__Short exercise__
Quote the whole listing exactly. Leave the pictures out of your copy.

__Data supplied__
========

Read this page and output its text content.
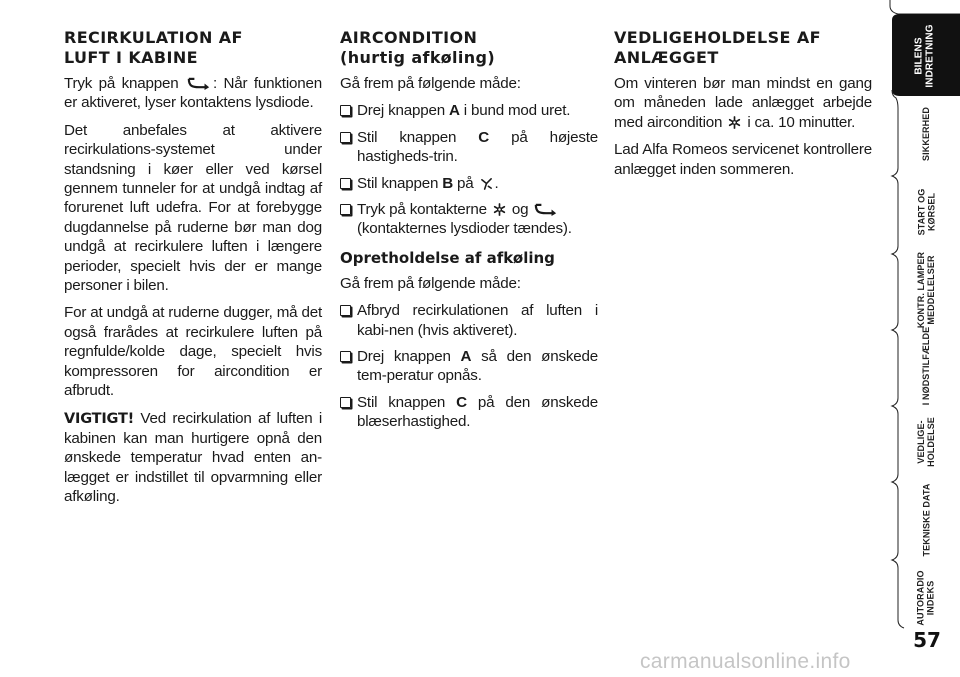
RECIRKULATION AF
LUFT I KABINE

Tryk på knappen : Når funktionen er aktiveret, lyser kontaktens lysdiode.

Det anbefales at aktivere recirkulations-systemet under standsning i køer eller ved kørsel gennem tunneler for at undgå indtag af forurenet luft udefra. For at forebygge dugdannelse på ruderne bør man dog undgå at recirkulere luften i længere perioder, specielt hvis der er mange personer i bilen.

For at undgå at ruderne dugger, må det også frarådes at recirkulere luften på regnfulde/kolde dage, specielt hvis kompressoren for aircondition er afbrudt.

VIGTIGT! Ved recirkulation af luften i kabinen kan man hurtigere opnå den ønskede temperatur hvad enten an-lægget er indstillet til opvarmning eller afkøling.

AIRCONDITION
(hurtig afkøling)

Gå frem på følgende måde:

Drej knappen A i bund mod uret.
Stil knappen C på højeste hastigheds-trin.
Stil knappen B på .
Tryk på kontakterne og
(kontakternes lysdioder tændes).
Opretholdelse af afkøling

Gå frem på følgende måde:

Afbryd recirkulationen af luften i kabi-nen (hvis aktiveret).
Drej knappen A så den ønskede tem-peratur opnås.
Stil knappen C på den ønskede blæserhastighed.
VEDLIGEHOLDELSE AF
ANLÆGGET

Om vinteren bør man mindst en gang om måneden lade anlægget arbejde med aircondition i ca. 10 minutter.

Lad Alfa Romeos servicenet kontrollere anlægget inden sommeren.

BILENS
INDRETNING
SIKKERHED
START OG
KØRSEL
KONTR. LAMPER
MEDDELELSER
I NØDSTILFÆLDE
VEDLIGE-
HOLDELSE
TEKNISKE DATA
AUTORADIO
INDEKS
57
carmanualsonline.info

========

__Output__
Read this page and output its text content.
RECIRKULATION AF
LUFT I KABINE

Tryk på knappen : Når funktionen er aktiveret, lyser kontaktens lysdiode.

Det anbefales at aktivere recirkulations-systemet under standsning i køer eller ved kørsel gennem tunneler for at undgå indtag af forurenet luft udefra. For at forebygge dugdannelse på ruderne bør man dog undgå at recirkulere luften i længere perioder, specielt hvis der er mange personer i bilen.

For at undgå at ruderne dugger, må det også frarådes at recirkulere luften på regnfulde/kolde dage, specielt hvis kompressoren for aircondition er afbrudt.

VIGTIGT! Ved recirkulation af luften i kabinen kan man hurtigere opnå den ønskede temperatur hvad enten an-lægget er indstillet til opvarmning eller afkøling.

AIRCONDITION
(hurtig afkøling)

Gå frem på følgende måde:

Drej knappen A i bund mod uret.
Stil knappen C på højeste hastigheds-trin.
Stil knappen B på .
Tryk på kontakterne og
(kontakternes lysdioder tændes).
Opretholdelse af afkøling

Gå frem på følgende måde:

Afbryd recirkulationen af luften i kabi-nen (hvis aktiveret).
Drej knappen A så den ønskede tem-peratur opnås.
Stil knappen C på den ønskede blæserhastighed.
VEDLIGEHOLDELSE AF
ANLÆGGET

Om vinteren bør man mindst en gang om måneden lade anlægget arbejde med aircondition i ca. 10 minutter.

Lad Alfa Romeos servicenet kontrollere anlægget inden sommeren.

BILENS
INDRETNING
SIKKERHED
START OG
KØRSEL
KONTR. LAMPER
MEDDELELSER
I NØDSTILFÆLDE
VEDLIGE-
HOLDELSE
TEKNISKE DATA
AUTORADIO
INDEKS
57
carmanualsonline.info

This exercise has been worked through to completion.